(Data records)
# # # # # # #
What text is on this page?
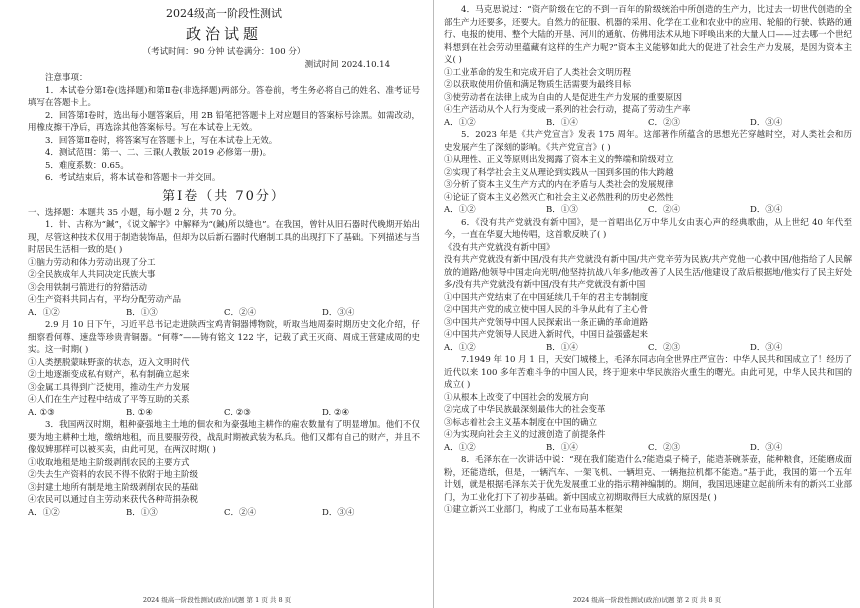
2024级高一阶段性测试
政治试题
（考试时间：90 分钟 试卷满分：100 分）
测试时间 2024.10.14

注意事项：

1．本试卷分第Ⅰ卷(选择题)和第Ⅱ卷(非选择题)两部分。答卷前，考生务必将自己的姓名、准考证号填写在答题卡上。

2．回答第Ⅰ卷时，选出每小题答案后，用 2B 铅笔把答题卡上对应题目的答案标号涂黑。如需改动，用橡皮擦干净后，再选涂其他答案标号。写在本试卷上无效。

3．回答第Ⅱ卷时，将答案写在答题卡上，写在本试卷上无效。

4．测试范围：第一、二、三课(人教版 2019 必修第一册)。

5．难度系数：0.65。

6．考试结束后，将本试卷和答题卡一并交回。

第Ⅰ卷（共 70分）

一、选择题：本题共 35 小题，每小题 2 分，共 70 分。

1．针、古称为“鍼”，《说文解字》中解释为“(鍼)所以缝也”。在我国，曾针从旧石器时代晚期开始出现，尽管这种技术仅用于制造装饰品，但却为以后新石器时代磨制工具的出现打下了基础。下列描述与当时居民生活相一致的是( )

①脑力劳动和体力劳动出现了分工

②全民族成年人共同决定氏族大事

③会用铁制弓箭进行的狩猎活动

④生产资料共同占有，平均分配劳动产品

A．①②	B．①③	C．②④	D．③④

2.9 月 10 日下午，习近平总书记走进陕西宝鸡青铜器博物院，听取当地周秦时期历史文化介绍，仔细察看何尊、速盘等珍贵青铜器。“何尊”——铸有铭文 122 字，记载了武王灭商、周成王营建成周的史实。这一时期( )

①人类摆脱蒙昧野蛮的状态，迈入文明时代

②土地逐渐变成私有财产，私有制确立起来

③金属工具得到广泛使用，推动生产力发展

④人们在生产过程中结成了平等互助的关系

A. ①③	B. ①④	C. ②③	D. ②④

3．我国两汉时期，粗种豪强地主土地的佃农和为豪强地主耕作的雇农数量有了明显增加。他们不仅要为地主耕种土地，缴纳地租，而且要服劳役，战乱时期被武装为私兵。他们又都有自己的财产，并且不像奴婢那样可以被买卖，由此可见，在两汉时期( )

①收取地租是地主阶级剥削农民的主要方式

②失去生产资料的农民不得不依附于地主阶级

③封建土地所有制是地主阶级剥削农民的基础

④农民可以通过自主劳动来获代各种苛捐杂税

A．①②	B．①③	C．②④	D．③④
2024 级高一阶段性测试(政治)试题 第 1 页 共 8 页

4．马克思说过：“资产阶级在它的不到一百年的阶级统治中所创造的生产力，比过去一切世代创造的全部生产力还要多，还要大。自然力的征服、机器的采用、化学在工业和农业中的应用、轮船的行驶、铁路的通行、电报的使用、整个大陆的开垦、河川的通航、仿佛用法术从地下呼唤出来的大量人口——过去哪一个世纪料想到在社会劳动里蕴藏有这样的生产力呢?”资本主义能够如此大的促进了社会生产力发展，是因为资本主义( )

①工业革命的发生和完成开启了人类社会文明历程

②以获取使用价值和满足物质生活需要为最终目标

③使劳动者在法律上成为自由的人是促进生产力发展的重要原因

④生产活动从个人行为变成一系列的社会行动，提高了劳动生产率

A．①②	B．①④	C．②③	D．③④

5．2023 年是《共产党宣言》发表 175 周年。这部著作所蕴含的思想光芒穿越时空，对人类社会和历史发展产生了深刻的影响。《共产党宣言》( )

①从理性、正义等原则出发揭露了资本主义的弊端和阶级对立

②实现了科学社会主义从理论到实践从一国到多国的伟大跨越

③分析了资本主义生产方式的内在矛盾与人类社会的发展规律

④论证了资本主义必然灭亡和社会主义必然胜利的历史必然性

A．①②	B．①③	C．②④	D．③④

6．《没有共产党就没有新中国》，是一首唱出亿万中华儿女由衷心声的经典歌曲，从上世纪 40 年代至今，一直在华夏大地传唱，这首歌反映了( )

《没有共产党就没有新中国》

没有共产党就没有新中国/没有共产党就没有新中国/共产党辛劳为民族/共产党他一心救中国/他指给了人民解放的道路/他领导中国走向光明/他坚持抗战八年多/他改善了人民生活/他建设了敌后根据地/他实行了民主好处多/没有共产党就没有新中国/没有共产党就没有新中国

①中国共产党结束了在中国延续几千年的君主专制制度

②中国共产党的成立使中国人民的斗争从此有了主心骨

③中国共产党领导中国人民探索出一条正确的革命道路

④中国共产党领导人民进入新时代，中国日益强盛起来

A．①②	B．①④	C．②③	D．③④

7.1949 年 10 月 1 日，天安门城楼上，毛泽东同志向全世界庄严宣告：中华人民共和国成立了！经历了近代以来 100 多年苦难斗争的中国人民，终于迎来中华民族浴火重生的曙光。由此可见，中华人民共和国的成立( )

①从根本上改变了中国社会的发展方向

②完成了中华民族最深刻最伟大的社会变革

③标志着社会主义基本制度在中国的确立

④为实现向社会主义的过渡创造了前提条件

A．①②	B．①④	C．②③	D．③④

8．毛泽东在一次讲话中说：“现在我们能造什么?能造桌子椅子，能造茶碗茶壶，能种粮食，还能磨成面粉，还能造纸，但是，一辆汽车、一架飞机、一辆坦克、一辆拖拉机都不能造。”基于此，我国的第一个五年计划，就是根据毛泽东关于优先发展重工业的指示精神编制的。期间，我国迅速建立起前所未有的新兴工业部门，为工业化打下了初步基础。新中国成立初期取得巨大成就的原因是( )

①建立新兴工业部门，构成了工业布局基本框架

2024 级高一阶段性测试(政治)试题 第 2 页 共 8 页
# # # # # # #
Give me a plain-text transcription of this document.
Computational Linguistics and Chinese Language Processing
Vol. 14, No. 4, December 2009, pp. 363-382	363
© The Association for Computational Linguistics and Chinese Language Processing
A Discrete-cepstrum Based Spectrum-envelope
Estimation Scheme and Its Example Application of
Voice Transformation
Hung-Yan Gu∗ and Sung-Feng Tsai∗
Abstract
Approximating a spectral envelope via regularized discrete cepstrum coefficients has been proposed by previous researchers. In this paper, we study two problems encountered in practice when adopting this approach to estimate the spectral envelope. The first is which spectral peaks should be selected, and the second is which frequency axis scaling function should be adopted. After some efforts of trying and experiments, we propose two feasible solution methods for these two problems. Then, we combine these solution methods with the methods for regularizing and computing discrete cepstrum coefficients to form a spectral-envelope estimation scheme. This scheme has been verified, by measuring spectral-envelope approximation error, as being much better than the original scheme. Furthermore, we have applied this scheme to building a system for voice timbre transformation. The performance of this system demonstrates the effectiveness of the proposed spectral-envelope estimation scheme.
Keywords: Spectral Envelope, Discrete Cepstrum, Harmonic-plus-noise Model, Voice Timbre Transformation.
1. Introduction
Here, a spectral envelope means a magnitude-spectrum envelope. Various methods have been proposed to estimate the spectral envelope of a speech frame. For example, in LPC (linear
# # # # # # #
- _WHAT TO WORK ON_:
Only the number is wanted: how many lines in the entries above contain the word "Linguistics"?

- _EXPECTED ANSWER_:
2